Records for the exercise
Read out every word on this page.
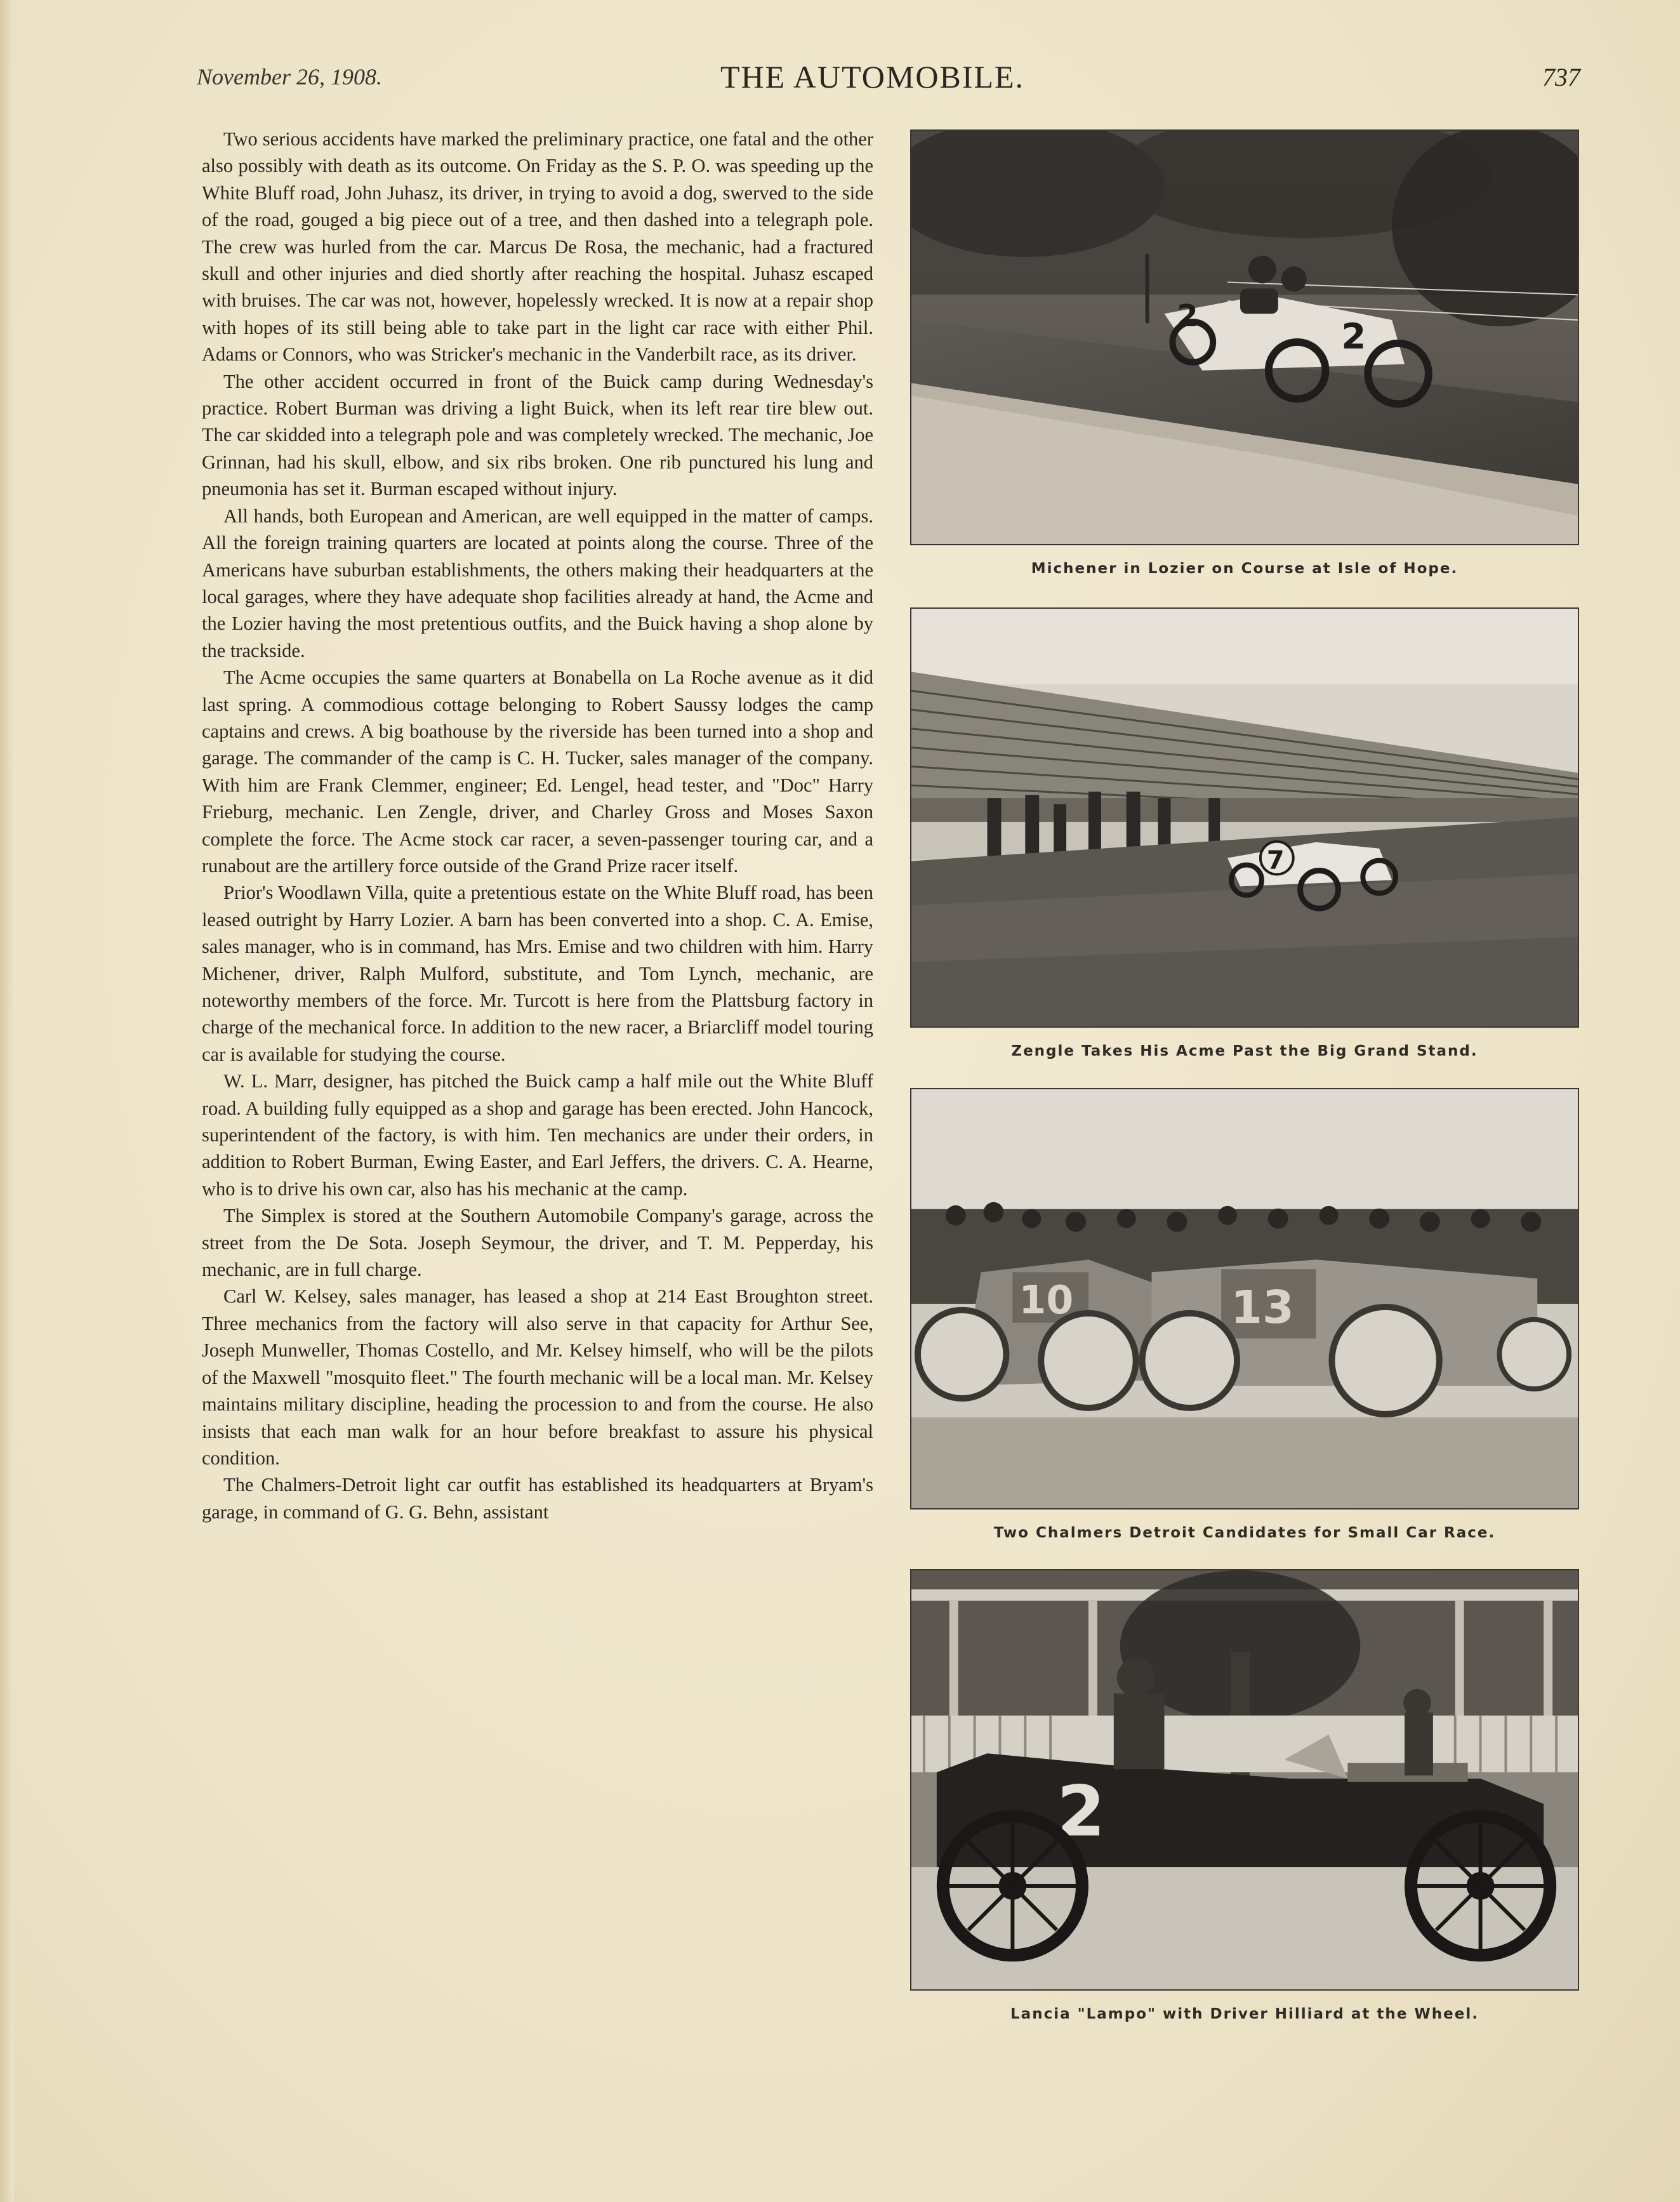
November 26, 1908.	THE AUTOMOBILE.	737

Two serious accidents have marked the preliminary practice, one fatal and the other also possibly with death as its outcome. On Friday as the S. P. O. was speeding up the White Bluff road, John Juhasz, its driver, in trying to avoid a dog, swerved to the side of the road, gouged a big piece out of a tree, and then dashed into a telegraph pole. The crew was hurled from the car. Marcus De Rosa, the mechanic, had a fractured skull and other injuries and died shortly after reaching the hospital. Juhasz escaped with bruises. The car was not, however, hopelessly wrecked. It is now at a repair shop with hopes of its still being able to take part in the light car race with either Phil. Adams or Connors, who was Stricker's mechanic in the Vanderbilt race, as its driver.

The other accident occurred in front of the Buick camp during Wednesday's practice. Robert Burman was driving a light Buick, when its left rear tire blew out. The car skidded into a telegraph pole and was completely wrecked. The mechanic, Joe Grinnan, had his skull, elbow, and six ribs broken. One rib punctured his lung and pneumonia has set it. Burman escaped without injury.

All hands, both European and American, are well equipped in the matter of camps. All the foreign training quarters are located at points along the course. Three of the Americans have suburban establishments, the others making their headquarters at the local garages, where they have adequate shop facilities already at hand, the Acme and the Lozier having the most pretentious outfits, and the Buick having a shop alone by the trackside.

The Acme occupies the same quarters at Bonabella on La Roche avenue as it did last spring. A commodious cottage belonging to Robert Saussy lodges the camp captains and crews. A big boathouse by the riverside has been turned into a shop and garage. The commander of the camp is C. H. Tucker, sales manager of the company. With him are Frank Clemmer, engineer; Ed. Lengel, head tester, and "Doc" Harry Frieburg, mechanic. Len Zengle, driver, and Charley Gross and Moses Saxon complete the force. The Acme stock car racer, a seven-passenger touring car, and a runabout are the artillery force outside of the Grand Prize racer itself.

Prior's Woodlawn Villa, quite a pretentious estate on the White Bluff road, has been leased outright by Harry Lozier. A barn has been converted into a shop. C. A. Emise, sales manager, who is in command, has Mrs. Emise and two children with him. Harry Michener, driver, Ralph Mulford, substitute, and Tom Lynch, mechanic, are noteworthy members of the force. Mr. Turcott is here from the Plattsburg factory in charge of the mechanical force. In addition to the new racer, a Briarcliff model touring car is available for studying the course.

W. L. Marr, designer, has pitched the Buick camp a half mile out the White Bluff road. A building fully equipped as a shop and garage has been erected. John Hancock, superintendent of the factory, is with him. Ten mechanics are under their orders, in addition to Robert Burman, Ewing Easter, and Earl Jeffers, the drivers. C. A. Hearne, who is to drive his own car, also has his mechanic at the camp.

The Simplex is stored at the Southern Automobile Company's garage, across the street from the De Sota. Joseph Seymour, the driver, and T. M. Pepperday, his mechanic, are in full charge.

Carl W. Kelsey, sales manager, has leased a shop at 214 East Broughton street. Three mechanics from the factory will also serve in that capacity for Arthur See, Joseph Munweller, Thomas Costello, and Mr. Kelsey himself, who will be the pilots of the Maxwell "mosquito fleet." The fourth mechanic will be a local man. Mr. Kelsey maintains military discipline, heading the procession to and from the course. He also insists that each man walk for an hour before breakfast to assure his physical condition.

The Chalmers-Detroit light car outfit has established its headquarters at Bryam's garage, in command of G. G. Behn, assistant

2	2
Michener in Lozier on Course at Isle of Hope.
7
Zengle Takes His Acme Past the Big Grand Stand.
10	13
Two Chalmers Detroit Candidates for Small Car Race.
2
Lancia "Lampo" with Driver Hilliard at the Wheel.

Task to complete
Restate the entire listing word for word, excluding pictures.

Result for this task
Read out every word on this page.
November 26, 1908.	THE AUTOMOBILE.	737

Two serious accidents have marked the preliminary practice, one fatal and the other also possibly with death as its outcome. On Friday as the S. P. O. was speeding up the White Bluff road, John Juhasz, its driver, in trying to avoid a dog, swerved to the side of the road, gouged a big piece out of a tree, and then dashed into a telegraph pole. The crew was hurled from the car. Marcus De Rosa, the mechanic, had a fractured skull and other injuries and died shortly after reaching the hospital. Juhasz escaped with bruises. The car was not, however, hopelessly wrecked. It is now at a repair shop with hopes of its still being able to take part in the light car race with either Phil. Adams or Connors, who was Stricker's mechanic in the Vanderbilt race, as its driver.

The other accident occurred in front of the Buick camp during Wednesday's practice. Robert Burman was driving a light Buick, when its left rear tire blew out. The car skidded into a telegraph pole and was completely wrecked. The mechanic, Joe Grinnan, had his skull, elbow, and six ribs broken. One rib punctured his lung and pneumonia has set it. Burman escaped without injury.

All hands, both European and American, are well equipped in the matter of camps. All the foreign training quarters are located at points along the course. Three of the Americans have suburban establishments, the others making their headquarters at the local garages, where they have adequate shop facilities already at hand, the Acme and the Lozier having the most pretentious outfits, and the Buick having a shop alone by the trackside.

The Acme occupies the same quarters at Bonabella on La Roche avenue as it did last spring. A commodious cottage belonging to Robert Saussy lodges the camp captains and crews. A big boathouse by the riverside has been turned into a shop and garage. The commander of the camp is C. H. Tucker, sales manager of the company. With him are Frank Clemmer, engineer; Ed. Lengel, head tester, and "Doc" Harry Frieburg, mechanic. Len Zengle, driver, and Charley Gross and Moses Saxon complete the force. The Acme stock car racer, a seven-passenger touring car, and a runabout are the artillery force outside of the Grand Prize racer itself.

Prior's Woodlawn Villa, quite a pretentious estate on the White Bluff road, has been leased outright by Harry Lozier. A barn has been converted into a shop. C. A. Emise, sales manager, who is in command, has Mrs. Emise and two children with him. Harry Michener, driver, Ralph Mulford, substitute, and Tom Lynch, mechanic, are noteworthy members of the force. Mr. Turcott is here from the Plattsburg factory in charge of the mechanical force. In addition to the new racer, a Briarcliff model touring car is available for studying the course.

W. L. Marr, designer, has pitched the Buick camp a half mile out the White Bluff road. A building fully equipped as a shop and garage has been erected. John Hancock, superintendent of the factory, is with him. Ten mechanics are under their orders, in addition to Robert Burman, Ewing Easter, and Earl Jeffers, the drivers. C. A. Hearne, who is to drive his own car, also has his mechanic at the camp.

The Simplex is stored at the Southern Automobile Company's garage, across the street from the De Sota. Joseph Seymour, the driver, and T. M. Pepperday, his mechanic, are in full charge.

Carl W. Kelsey, sales manager, has leased a shop at 214 East Broughton street. Three mechanics from the factory will also serve in that capacity for Arthur See, Joseph Munweller, Thomas Costello, and Mr. Kelsey himself, who will be the pilots of the Maxwell "mosquito fleet." The fourth mechanic will be a local man. Mr. Kelsey maintains military discipline, heading the procession to and from the course. He also insists that each man walk for an hour before breakfast to assure his physical condition.

The Chalmers-Detroit light car outfit has established its headquarters at Bryam's garage, in command of G. G. Behn, assistant

2	2
Michener in Lozier on Course at Isle of Hope.
7
Zengle Takes His Acme Past the Big Grand Stand.
10	13
Two Chalmers Detroit Candidates for Small Car Race.
2
Lancia "Lampo" with Driver Hilliard at the Wheel.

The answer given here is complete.